■ Quoted text:
▬▬▬

Generally, labels AL1–AL3 were obtained via a synthetic pathway involving the protection of the carboxyl group (as a benzyl ester) in a commercial aliphatic acid phenyl derivative, followed by its coupling with acridine-9-chlorocarbonyl derivatives. The resulting diester intermediates were subjected to acid-mediated deprotection to yield the corresponding acids, which were subsequently converted into N-hydroxysuccinimide (NHS) active esters using dicyclohexylcarbodiimide (DCC)-mediated activation. Final conversion into chemiluminescent acridinium salts was achieved by N-methylation using methyl trifluoromethanesulfonate or fluorosulfonate in anhydrous solvents in the presence of a sterically hindered base such as 2,6-di-tert-butylpyridine. The resulting acridinium triflate salts AL1–AL3 were isolated by precipitation with diethyl ether and purified by reprecipitation with Et_2_O from absolute ethanol. Chemical yields ranged from ca. 78% to 91%, with final purities exceeding 90% as confirmed by RP-HPLC analysis. Detailed synthetic procedures and spectroscopic data are provided in the Supplementary Materials.

▬▬▬

■ Requirement A:
Answer these questions about the passage on acridinium labels:
(i) Which methylating agents were used for the final N-methylation?
(ii) What range of chemical yields was obtained?
(iii) Which analysis confirmed the final purities?

▬▬▬

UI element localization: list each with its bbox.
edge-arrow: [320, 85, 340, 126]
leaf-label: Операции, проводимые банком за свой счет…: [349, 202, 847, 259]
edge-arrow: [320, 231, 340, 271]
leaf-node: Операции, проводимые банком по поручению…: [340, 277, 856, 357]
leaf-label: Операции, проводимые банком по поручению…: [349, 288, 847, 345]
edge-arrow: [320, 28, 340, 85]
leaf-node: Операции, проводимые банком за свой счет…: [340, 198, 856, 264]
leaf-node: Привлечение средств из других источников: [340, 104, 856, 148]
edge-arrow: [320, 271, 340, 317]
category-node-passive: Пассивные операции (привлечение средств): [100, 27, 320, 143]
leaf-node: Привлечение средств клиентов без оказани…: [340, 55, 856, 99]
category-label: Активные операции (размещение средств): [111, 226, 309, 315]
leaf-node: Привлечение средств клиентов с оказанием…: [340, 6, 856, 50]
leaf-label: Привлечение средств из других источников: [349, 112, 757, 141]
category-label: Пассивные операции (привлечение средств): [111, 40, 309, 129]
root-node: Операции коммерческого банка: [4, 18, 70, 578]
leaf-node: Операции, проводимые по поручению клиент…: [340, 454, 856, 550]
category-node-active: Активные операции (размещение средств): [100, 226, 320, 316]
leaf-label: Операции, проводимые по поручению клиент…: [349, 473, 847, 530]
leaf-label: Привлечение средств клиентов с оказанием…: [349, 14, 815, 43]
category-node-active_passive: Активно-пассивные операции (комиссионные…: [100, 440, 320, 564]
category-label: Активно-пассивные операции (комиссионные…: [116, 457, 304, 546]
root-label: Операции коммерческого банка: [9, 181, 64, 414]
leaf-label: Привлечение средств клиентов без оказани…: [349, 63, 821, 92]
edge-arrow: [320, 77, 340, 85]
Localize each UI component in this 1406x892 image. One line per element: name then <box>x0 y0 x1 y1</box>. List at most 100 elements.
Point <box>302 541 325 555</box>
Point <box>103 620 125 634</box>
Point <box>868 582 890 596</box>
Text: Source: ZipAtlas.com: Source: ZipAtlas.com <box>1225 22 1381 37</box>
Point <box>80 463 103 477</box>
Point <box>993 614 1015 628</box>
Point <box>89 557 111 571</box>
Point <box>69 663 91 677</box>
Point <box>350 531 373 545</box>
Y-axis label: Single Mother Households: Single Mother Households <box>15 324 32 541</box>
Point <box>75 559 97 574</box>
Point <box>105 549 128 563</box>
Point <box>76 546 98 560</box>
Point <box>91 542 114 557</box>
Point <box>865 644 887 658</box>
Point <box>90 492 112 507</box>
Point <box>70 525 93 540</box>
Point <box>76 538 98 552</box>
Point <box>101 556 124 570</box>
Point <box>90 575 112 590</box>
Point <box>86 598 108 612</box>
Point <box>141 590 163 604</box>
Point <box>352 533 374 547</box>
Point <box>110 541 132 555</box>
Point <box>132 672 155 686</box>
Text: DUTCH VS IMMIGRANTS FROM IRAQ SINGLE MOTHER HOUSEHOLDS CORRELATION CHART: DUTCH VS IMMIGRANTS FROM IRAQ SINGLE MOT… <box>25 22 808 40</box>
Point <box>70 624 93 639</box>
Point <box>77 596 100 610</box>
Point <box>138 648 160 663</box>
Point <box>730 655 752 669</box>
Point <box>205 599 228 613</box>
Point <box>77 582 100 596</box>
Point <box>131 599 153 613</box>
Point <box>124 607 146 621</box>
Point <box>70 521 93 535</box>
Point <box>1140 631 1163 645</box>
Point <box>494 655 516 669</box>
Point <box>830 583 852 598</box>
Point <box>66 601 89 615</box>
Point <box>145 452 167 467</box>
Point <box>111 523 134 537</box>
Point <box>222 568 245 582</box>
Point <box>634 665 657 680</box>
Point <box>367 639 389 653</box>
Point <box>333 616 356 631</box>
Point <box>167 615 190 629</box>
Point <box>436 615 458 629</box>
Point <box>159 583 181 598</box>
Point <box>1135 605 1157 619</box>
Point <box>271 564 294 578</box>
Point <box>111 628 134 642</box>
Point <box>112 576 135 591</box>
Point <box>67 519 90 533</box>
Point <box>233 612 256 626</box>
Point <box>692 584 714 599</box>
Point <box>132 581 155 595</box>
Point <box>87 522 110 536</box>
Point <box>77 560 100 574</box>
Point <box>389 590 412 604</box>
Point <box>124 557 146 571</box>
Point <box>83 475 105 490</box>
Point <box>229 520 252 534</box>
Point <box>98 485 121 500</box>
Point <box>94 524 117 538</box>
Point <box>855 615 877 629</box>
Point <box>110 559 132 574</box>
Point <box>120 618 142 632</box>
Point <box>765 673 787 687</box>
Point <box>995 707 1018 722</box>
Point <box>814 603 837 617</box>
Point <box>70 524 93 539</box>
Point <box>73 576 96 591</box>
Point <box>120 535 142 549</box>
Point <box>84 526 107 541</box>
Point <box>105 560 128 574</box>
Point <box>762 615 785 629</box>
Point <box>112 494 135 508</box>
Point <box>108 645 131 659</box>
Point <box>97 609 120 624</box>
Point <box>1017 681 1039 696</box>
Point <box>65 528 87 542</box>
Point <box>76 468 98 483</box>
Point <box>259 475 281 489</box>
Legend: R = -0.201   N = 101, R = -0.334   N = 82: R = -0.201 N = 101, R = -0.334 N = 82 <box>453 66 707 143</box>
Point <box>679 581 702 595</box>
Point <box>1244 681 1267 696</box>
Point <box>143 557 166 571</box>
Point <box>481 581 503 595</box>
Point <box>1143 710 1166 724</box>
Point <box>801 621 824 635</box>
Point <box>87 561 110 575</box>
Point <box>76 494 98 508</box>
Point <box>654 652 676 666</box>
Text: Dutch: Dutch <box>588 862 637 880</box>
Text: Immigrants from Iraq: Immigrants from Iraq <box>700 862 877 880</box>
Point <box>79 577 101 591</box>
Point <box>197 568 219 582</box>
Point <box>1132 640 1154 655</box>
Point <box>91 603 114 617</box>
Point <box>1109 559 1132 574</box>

▬▬▬

■ Requirement B: Reproduce the rows from their first line through the line containing "leaf-node: Операции, проводимые банком по", including both of those lines.

■ Finished answer A:
(i) Methyl trifluoromethanesulfonate or fluorosulfonate.
(ii) From ca. 78% to 91%.
(iii) RP-HPLC analysis.

■ Finished answer B:
UI element localization: list each with its bbox.
edge-arrow: [320, 85, 340, 126]
leaf-label: Операции, проводимые банком за свой счет…: [349, 202, 847, 259]
edge-arrow: [320, 231, 340, 271]
leaf-node: Операции, проводимые банком по поручению…: [340, 277, 856, 357]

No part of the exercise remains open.